* **Vorliegender Text**:
------------------------
Kleine Historie und Meinung zum ESP, ASR

In den 70ger war die Welt für Mercedes, BMW und andere Anbieter von
(relativ) stark motorisierten Hecktrieblern noch in Ordnung.
Frontantrieb war gut für Kleinwagen und Limousinen bis ca. 180 PS,
darüber war nur Heckantrieb wirklich akzeptabel, obwohl die gering
belastete Hinterachse schon häufig mit dem gebotenen Drehmoment
überfordert war. Bei den Amis gab es zwar Frontantriebsfahrzeuge mit
großen V8 Motoren (z.B. Cadillac Seville Elegante mit
Zylinderabschaltung, Oldsmobile Toronado), aber das war keine
ernstzunehmende Konkurrenz, da nur zum Cruisen gedacht.
Obwohl der Heckantrieb nicht ohne Fehl war. Stärkere BMW (323i, 528i)
galten als Heckschleudern und waren nicht ungefährlich auf feuchter
Strasse.

Mit dem Erscheinen des Audi Quattro und vor allem den starken
Limousinen 200 Quattro (20V) und Audi V8 gab es plötzlich eine
ernstzunehmende Alternative zum klassischen Heckantrieb. Mit
hervorragender Traktion und geringen Antriebseinflüssen in der
Lenkung war hier echte Konkurrenz für den Heckantrieb in Sicht.
------------------------
* **Gegebene Daten**:
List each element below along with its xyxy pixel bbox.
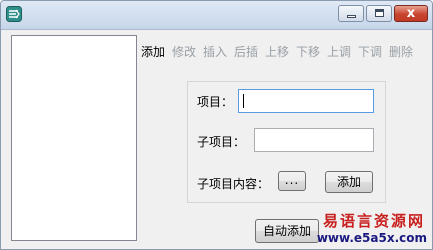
------------------------
Schreib aus dem Text über Heck- und Frontantrieb die Stelle von „Mit dem Ersche“ bis „rieb in Sicht.“ Wort für Wort ab.

Mit dem Erscheinen des Audi Quattro und vor allem den starken
Limousinen 200 Quattro (20V) und Audi V8 gab es plötzlich eine
ernstzunehmende Alternative zum klassischen Heckantrieb. Mit
hervorragender Traktion und geringen Antriebseinflüssen in der
Lenkung war hier echte Konkurrenz für den Heckantrieb in Sicht.